◆ **SET PROBLEM**: Your task is to copy every line of the records below that contains "online".

(Part of a data file)
[START]

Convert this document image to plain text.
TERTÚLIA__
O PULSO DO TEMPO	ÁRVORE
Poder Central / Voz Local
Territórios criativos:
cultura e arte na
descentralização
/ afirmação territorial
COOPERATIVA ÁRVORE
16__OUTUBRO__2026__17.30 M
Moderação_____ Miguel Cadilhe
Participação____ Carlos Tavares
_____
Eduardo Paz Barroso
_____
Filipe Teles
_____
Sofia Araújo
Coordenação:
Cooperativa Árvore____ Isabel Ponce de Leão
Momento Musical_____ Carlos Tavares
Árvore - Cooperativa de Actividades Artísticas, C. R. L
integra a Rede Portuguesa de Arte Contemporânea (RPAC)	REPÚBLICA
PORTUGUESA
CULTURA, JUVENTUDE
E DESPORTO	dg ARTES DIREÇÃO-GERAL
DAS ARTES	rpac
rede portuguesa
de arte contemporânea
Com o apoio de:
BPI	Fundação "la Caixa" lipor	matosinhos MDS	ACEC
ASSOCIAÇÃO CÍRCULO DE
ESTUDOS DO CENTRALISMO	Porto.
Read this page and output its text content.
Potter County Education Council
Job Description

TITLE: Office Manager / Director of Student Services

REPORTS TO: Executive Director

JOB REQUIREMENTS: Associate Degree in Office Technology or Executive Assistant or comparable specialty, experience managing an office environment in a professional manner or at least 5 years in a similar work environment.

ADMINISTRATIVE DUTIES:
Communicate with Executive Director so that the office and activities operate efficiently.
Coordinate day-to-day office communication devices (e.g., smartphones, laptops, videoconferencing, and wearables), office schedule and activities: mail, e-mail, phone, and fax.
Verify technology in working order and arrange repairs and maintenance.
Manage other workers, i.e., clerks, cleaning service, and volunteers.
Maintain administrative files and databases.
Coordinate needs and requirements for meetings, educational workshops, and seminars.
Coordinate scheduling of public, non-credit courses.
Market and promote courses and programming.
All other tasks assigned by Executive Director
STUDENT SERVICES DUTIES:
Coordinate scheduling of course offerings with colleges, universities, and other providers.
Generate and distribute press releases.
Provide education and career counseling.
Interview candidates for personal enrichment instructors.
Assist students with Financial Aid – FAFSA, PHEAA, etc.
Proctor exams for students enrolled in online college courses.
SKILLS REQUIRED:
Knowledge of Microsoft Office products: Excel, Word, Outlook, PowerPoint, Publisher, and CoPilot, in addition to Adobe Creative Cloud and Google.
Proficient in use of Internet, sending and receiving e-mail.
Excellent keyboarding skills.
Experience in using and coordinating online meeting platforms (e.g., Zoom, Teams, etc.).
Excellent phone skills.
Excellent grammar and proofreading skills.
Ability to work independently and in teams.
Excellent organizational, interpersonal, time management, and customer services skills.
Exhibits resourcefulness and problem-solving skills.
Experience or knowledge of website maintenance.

[END]

◆ **SOLUTION FOR THIS TASK**:
Proctor exams for students enrolled in online college courses.
Experience in using and coordinating online meeting platforms (e.g., Zoom, Teams, etc.).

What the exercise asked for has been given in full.